PROBLEM STATEMENT: Extract each line of the records below that contains the word "عباس".

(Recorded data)
────────────────────────────────────────
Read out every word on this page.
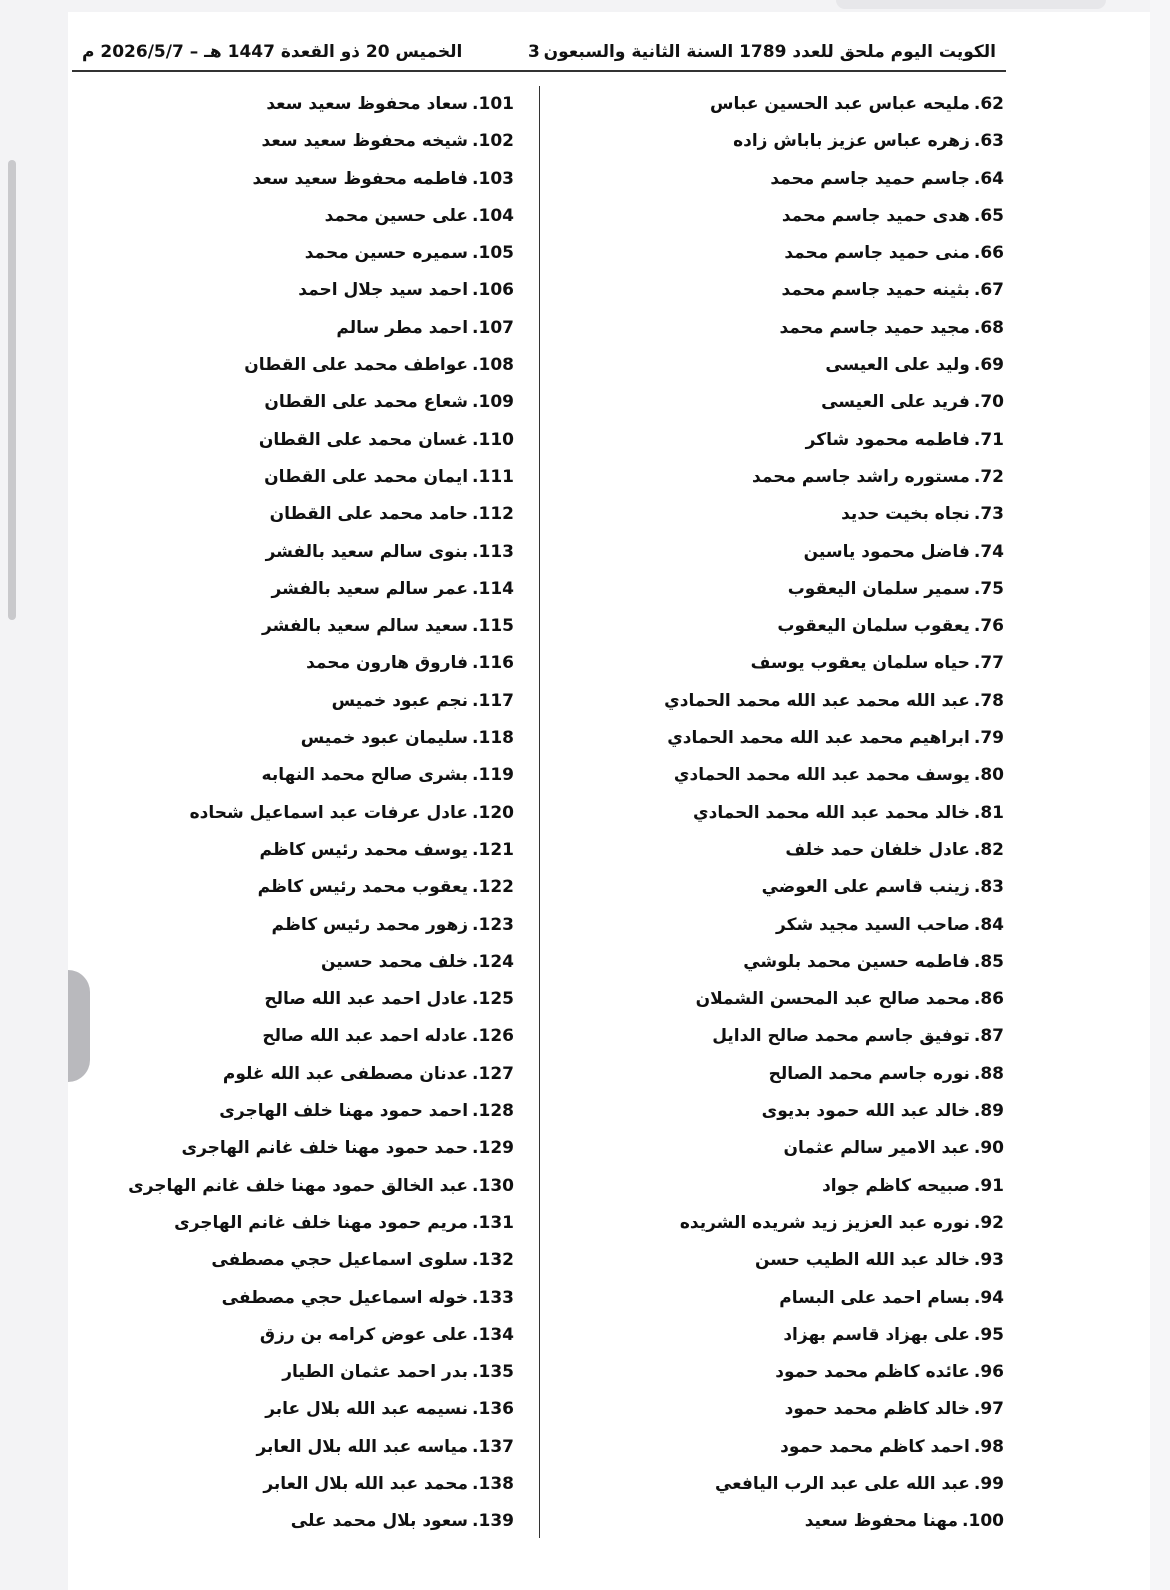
الكويت اليوم ملحق للعدد 1789 السنة الثانية والسبعون
3
الخميس 20 ذو القعدة 1447 هـ – 2026/5/7 م
62.مليحه عباس عبد الحسين عباس
63.زهره عباس عزيز باباش زاده
64.جاسم حميد جاسم محمد
65.هدى حميد جاسم محمد
66.منى حميد جاسم محمد
67.بثينه حميد جاسم محمد
68.مجيد حميد جاسم محمد
69.وليد على العيسى
70.فريد على العيسى
71.فاطمه محمود شاكر
72.مستوره راشد جاسم محمد
73.نجاه بخيت حديد
74.فاضل محمود ياسين
75.سمير سلمان اليعقوب
76.يعقوب سلمان اليعقوب
77.حياه سلمان يعقوب يوسف
78.عبد الله محمد عبد الله محمد الحمادي
79.ابراهيم محمد عبد الله محمد الحمادي
80.يوسف محمد عبد الله محمد الحمادي
81.خالد محمد عبد الله محمد الحمادي
82.عادل خلفان حمد خلف
83.زينب قاسم على العوضي
84.صاحب السيد مجيد شكر
85.فاطمه حسين محمد بلوشي
86.محمد صالح عبد المحسن الشملان
87.توفيق جاسم محمد صالح الدايل
88.نوره جاسم محمد الصالح
89.خالد عبد الله حمود بديوى
90.عبد الامير سالم عثمان
91.صبيحه كاظم جواد
92.نوره عبد العزيز زيد شريده الشريده
93.خالد عبد الله الطيب حسن
94.بسام احمد على البسام
95.على بهزاد قاسم بهزاد
96.عائده كاظم محمد حمود
97.خالد كاظم محمد حمود
98.احمد كاظم محمد حمود
99.عبد الله على عبد الرب اليافعي
100.مهنا محفوظ سعيد
101.سعاد محفوظ سعيد سعد
102.شيخه محفوظ سعيد سعد
103.فاطمه محفوظ سعيد سعد
104.على حسين محمد
105.سميره حسين محمد
106.احمد سيد جلال احمد
107.احمد مطر سالم
108.عواطف محمد على القطان
109.شعاع محمد على القطان
110.غسان محمد على القطان
111.ايمان محمد على القطان
112.حامد محمد على القطان
113.بنوى سالم سعيد بالفشر
114.عمر سالم سعيد بالفشر
115.سعيد سالم سعيد بالفشر
116.فاروق هارون محمد
117.نجم عبود خميس
118.سليمان عبود خميس
119.بشرى صالح محمد النهابه
120.عادل عرفات عبد اسماعيل شحاده
121.يوسف محمد رئيس كاظم
122.يعقوب محمد رئيس كاظم
123.زهور محمد رئيس كاظم
124.خلف محمد حسين
125.عادل احمد عبد الله صالح
126.عادله احمد عبد الله صالح
127.عدنان مصطفى عبد الله غلوم
128.احمد حمود مهنا خلف الهاجرى
129.حمد حمود مهنا خلف غانم الهاجرى
130.عبد الخالق حمود مهنا خلف غانم الهاجرى
131.مريم حمود مهنا خلف غانم الهاجرى
132.سلوى اسماعيل حجي مصطفى
133.خوله اسماعيل حجي مصطفى
134.على عوض كرامه بن رزق
135.بدر احمد عثمان الطيار
136.نسيمه عبد الله بلال عابر
137.مياسه عبد الله بلال العابر
138.محمد عبد الله بلال العابر
139.سعود بلال محمد على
────────────────────────────────────────
RESULT FOR THIS EXERCISE:
62.مليحه عباس عبد الحسين عباس
63.زهره عباس عزيز باباش زاده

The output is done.